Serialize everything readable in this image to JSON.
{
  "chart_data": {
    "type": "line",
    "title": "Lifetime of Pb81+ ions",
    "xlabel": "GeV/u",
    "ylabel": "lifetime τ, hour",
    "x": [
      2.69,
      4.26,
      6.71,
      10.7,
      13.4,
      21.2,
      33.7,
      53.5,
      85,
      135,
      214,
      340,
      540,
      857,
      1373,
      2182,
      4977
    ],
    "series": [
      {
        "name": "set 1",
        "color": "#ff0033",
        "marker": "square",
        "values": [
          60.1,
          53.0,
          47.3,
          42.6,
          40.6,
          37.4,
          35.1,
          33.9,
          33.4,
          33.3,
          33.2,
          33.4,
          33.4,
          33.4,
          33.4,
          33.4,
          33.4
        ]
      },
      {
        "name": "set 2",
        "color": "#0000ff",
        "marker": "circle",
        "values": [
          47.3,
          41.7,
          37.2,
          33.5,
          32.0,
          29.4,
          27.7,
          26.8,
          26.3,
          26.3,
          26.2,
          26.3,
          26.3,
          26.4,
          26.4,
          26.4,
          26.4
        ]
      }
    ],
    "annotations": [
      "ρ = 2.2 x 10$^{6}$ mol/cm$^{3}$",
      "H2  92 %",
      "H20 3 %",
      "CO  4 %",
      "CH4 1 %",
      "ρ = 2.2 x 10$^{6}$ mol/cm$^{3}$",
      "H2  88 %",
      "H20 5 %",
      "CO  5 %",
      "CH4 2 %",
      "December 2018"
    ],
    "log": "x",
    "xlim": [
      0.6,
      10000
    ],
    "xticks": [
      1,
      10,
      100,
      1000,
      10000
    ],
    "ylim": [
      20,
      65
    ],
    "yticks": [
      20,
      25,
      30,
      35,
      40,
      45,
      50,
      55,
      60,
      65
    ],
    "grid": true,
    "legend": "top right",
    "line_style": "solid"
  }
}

# GIVEN PROBLEM
Please repeat the listing exactly, with nothing left out.

# FINISHED ANSWER
Serialize everything readable in this image to JSON.
{
  "chart_data": {
    "type": "line",
    "title": "Lifetime of Pb81+ ions",
    "xlabel": "GeV/u",
    "ylabel": "lifetime τ, hour",
    "x": [
      2.69,
      4.26,
      6.71,
      10.7,
      13.4,
      21.2,
      33.7,
      53.5,
      85,
      135,
      214,
      340,
      540,
      857,
      1373,
      2182,
      4977
    ],
    "series": [
      {
        "name": "set 1",
        "color": "#ff0033",
        "marker": "square",
        "values": [
          60.1,
          53.0,
          47.3,
          42.6,
          40.6,
          37.4,
          35.1,
          33.9,
          33.4,
          33.3,
          33.2,
          33.4,
          33.4,
          33.4,
          33.4,
          33.4,
          33.4
        ]
      },
      {
        "name": "set 2",
        "color": "#0000ff",
        "marker": "circle",
        "values": [
          47.3,
          41.7,
          37.2,
          33.5,
          32.0,
          29.4,
          27.7,
          26.8,
          26.3,
          26.3,
          26.2,
          26.3,
          26.3,
          26.4,
          26.4,
          26.4,
          26.4
        ]
      }
    ],
    "annotations": [
      "ρ = 2.2 x 10$^{6}$ mol/cm$^{3}$",
      "H2  92 %",
      "H20 3 %",
      "CO  4 %",
      "CH4 1 %",
      "ρ = 2.2 x 10$^{6}$ mol/cm$^{3}$",
      "H2  88 %",
      "H20 5 %",
      "CO  5 %",
      "CH4 2 %",
      "December 2018"
    ],
    "log": "x",
    "xlim": [
      0.6,
      10000
    ],
    "xticks": [
      1,
      10,
      100,
      1000,
      10000
    ],
    "ylim": [
      20,
      65
    ],
    "yticks": [
      20,
      25,
      30,
      35,
      40,
      45,
      50,
      55,
      60,
      65
    ],
    "grid": true,
    "legend": "top right",
    "line_style": "solid"
  }
}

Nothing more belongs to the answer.